Repeat every line below exactly, word for word.

☆ ☆ ☆

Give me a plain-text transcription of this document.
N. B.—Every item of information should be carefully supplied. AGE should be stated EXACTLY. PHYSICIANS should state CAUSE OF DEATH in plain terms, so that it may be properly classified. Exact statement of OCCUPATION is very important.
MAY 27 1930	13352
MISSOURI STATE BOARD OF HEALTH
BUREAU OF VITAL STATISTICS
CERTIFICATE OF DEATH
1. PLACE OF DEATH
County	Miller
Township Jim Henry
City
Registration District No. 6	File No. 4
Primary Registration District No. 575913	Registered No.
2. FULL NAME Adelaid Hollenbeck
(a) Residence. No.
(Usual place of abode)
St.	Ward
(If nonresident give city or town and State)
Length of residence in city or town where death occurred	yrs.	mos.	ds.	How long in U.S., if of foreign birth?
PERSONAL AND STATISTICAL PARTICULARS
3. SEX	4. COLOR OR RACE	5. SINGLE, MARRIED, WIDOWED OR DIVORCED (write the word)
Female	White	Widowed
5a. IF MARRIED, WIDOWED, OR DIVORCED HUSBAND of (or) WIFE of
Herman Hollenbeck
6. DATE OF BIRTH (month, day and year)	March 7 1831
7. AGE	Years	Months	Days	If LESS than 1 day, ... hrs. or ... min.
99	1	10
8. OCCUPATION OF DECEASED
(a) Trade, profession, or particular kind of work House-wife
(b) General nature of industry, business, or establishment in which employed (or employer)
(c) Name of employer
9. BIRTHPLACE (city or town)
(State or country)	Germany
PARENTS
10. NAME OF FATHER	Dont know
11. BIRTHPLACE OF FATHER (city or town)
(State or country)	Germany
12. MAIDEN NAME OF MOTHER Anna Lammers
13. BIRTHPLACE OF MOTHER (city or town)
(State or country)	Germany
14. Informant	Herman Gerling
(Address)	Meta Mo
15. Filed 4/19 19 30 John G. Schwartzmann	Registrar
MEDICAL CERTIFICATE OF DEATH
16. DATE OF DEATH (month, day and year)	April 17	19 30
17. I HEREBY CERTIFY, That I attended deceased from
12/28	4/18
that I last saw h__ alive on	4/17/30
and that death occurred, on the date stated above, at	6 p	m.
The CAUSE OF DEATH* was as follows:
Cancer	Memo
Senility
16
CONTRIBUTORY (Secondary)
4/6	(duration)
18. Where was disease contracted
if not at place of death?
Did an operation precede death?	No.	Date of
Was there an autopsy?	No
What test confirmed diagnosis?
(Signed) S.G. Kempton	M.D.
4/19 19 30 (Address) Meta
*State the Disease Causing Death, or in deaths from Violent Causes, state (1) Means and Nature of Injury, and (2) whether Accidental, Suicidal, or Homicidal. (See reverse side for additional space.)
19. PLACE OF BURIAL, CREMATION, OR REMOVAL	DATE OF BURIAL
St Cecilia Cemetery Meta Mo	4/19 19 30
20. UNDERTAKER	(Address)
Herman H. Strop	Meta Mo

☆ ☆ ☆

- ANSWER TO THE TASK
Give me a plain-text transcription of this document.
N. B.—Every item of information should be carefully supplied. AGE should be stated EXACTLY. PHYSICIANS should state CAUSE OF DEATH in plain terms, so that it may be properly classified. Exact statement of OCCUPATION is very important.
MAY 27 1930	13352
MISSOURI STATE BOARD OF HEALTH
BUREAU OF VITAL STATISTICS
CERTIFICATE OF DEATH
1. PLACE OF DEATH
County	Miller
Township Jim Henry
City
Registration District No. 6	File No. 4
Primary Registration District No. 575913	Registered No.
2. FULL NAME Adelaid Hollenbeck
(a) Residence. No.
(Usual place of abode)
St.	Ward
(If nonresident give city or town and State)
Length of residence in city or town where death occurred	yrs.	mos.	ds.	How long in U.S., if of foreign birth?
PERSONAL AND STATISTICAL PARTICULARS
3. SEX	4. COLOR OR RACE	5. SINGLE, MARRIED, WIDOWED OR DIVORCED (write the word)
Female	White	Widowed
5a. IF MARRIED, WIDOWED, OR DIVORCED HUSBAND of (or) WIFE of
Herman Hollenbeck
6. DATE OF BIRTH (month, day and year)	March 7 1831
7. AGE	Years	Months	Days	If LESS than 1 day, ... hrs. or ... min.
99	1	10
8. OCCUPATION OF DECEASED
(a) Trade, profession, or particular kind of work House-wife
(b) General nature of industry, business, or establishment in which employed (or employer)
(c) Name of employer
9. BIRTHPLACE (city or town)
(State or country)	Germany
PARENTS
10. NAME OF FATHER	Dont know
11. BIRTHPLACE OF FATHER (city or town)
(State or country)	Germany
12. MAIDEN NAME OF MOTHER Anna Lammers
13. BIRTHPLACE OF MOTHER (city or town)
(State or country)	Germany
14. Informant	Herman Gerling
(Address)	Meta Mo
15. Filed 4/19 19 30 John G. Schwartzmann	Registrar
MEDICAL CERTIFICATE OF DEATH
16. DATE OF DEATH (month, day and year)	April 17	19 30
17. I HEREBY CERTIFY, That I attended deceased from
12/28	4/18
that I last saw h__ alive on	4/17/30
and that death occurred, on the date stated above, at	6 p	m.
The CAUSE OF DEATH* was as follows:
Cancer	Memo
Senility
16
CONTRIBUTORY (Secondary)
4/6	(duration)
18. Where was disease contracted
if not at place of death?
Did an operation precede death?	No.	Date of
Was there an autopsy?	No
What test confirmed diagnosis?
(Signed) S.G. Kempton	M.D.
4/19 19 30 (Address) Meta
*State the Disease Causing Death, or in deaths from Violent Causes, state (1) Means and Nature of Injury, and (2) whether Accidental, Suicidal, or Homicidal. (See reverse side for additional space.)
19. PLACE OF BURIAL, CREMATION, OR REMOVAL	DATE OF BURIAL
St Cecilia Cemetery Meta Mo	4/19 19 30
20. UNDERTAKER	(Address)
Herman H. Strop	Meta Mo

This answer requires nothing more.